### RECORDS SHOWN
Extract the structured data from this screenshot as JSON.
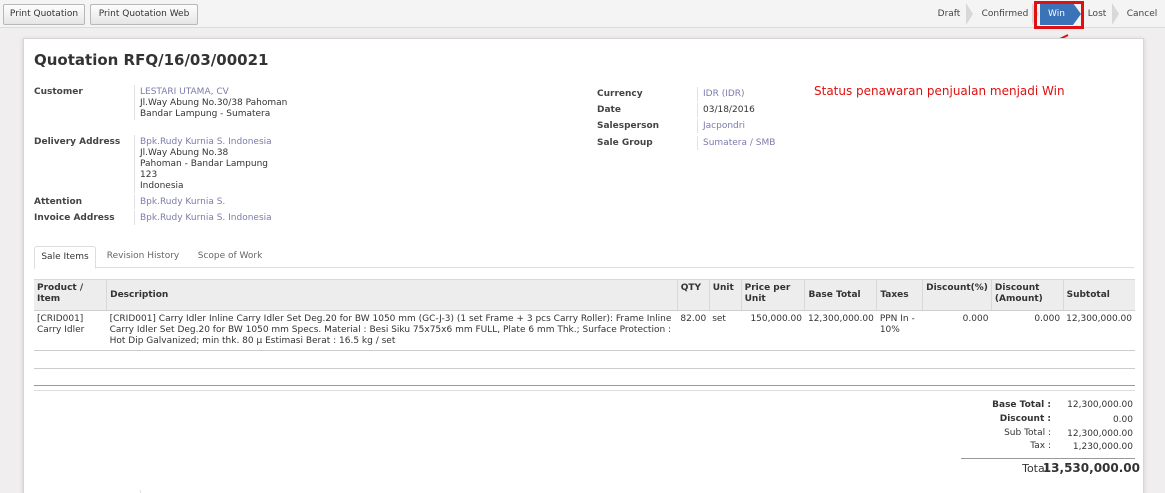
{
  "toolbar": {
    "buttons": [
      "Print Quotation",
      "Print Quotation Web"
    ],
    "statuses": [
      "Draft",
      "Confirmed",
      "Win",
      "Lost",
      "Cancel"
    ],
    "active_status": "Win"
  },
  "annotation": "Status penawaran penjualan menjadi Win",
  "form": {
    "title": "Quotation RFQ/16/03/00021",
    "customer": {
      "label": "Customer",
      "name": "LESTARI UTAMA, CV",
      "address": [
        "Jl.Way Abung No.30/38 Pahoman",
        "Bandar Lampung - Sumatera"
      ]
    },
    "delivery": {
      "label": "Delivery Address",
      "name": "Bpk.Rudy Kurnia S. Indonesia",
      "address": [
        "Jl.Way Abung No.38",
        "Pahoman - Bandar Lampung",
        "123",
        "Indonesia"
      ]
    },
    "attention": {
      "label": "Attention",
      "value": "Bpk.Rudy Kurnia S."
    },
    "invoice": {
      "label": "Invoice Address",
      "value": "Bpk.Rudy Kurnia S. Indonesia"
    },
    "currency": {
      "label": "Currency",
      "value": "IDR (IDR)"
    },
    "date": {
      "label": "Date",
      "value": "03/18/2016"
    },
    "salesperson": {
      "label": "Salesperson",
      "value": "Jacpondri"
    },
    "sale_group": {
      "label": "Sale Group",
      "value": "Sumatera / SMB"
    }
  },
  "tabs": [
    "Sale Items",
    "Revision History",
    "Scope of Work"
  ],
  "table": {
    "headers": [
      "Product / Item",
      "Description",
      "QTY",
      "Unit",
      "Price per Unit",
      "Base Total",
      "Taxes",
      "Discount(%)",
      "Discount (Amount)",
      "Subtotal"
    ],
    "rows": [
      {
        "product": "[CRID001] Carry Idler",
        "description": "[CRID001] Carry Idler Inline Carry Idler Set Deg.20 for BW 1050 mm (GC-J-3) (1 set Frame + 3 pcs Carry Roller): Frame Inline Carry Idler Set Deg.20 for BW 1050 mm Specs. Material : Besi Siku 75x75x6 mm FULL, Plate 6 mm Thk.; Surface Protection : Hot Dip Galvanized; min thk. 80 μ Estimasi Berat : 16.5 kg / set",
        "qty": "82.00",
        "unit": "set",
        "price": "150,000.00",
        "base_total": "12,300,000.00",
        "taxes": "PPN In - 10%",
        "discount_pct": "0.000",
        "discount_amt": "0.000",
        "subtotal": "12,300,000.00"
      }
    ]
  },
  "totals": {
    "base_total_label": "Base Total :",
    "base_total": "12,300,000.00",
    "discount_label": "Discount :",
    "discount": "0.00",
    "sub_total_label": "Sub Total :",
    "sub_total": "12,300,000.00",
    "tax_label": "Tax :",
    "tax": "1,230,000.00",
    "total_label": "Total :",
    "total": "13,530,000.00"
  },
  "colors": {
    "accent": "#3a73b8",
    "highlight": "#e01010",
    "link": "#7c7bad"
  }
}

### THE EXERCISE
Select, from the listing, all lines that include the word "Sumatera".

### SOLUTION FOR THIS TASK
        "Bandar Lampung - Sumatera"
      "value": "Sumatera / SMB"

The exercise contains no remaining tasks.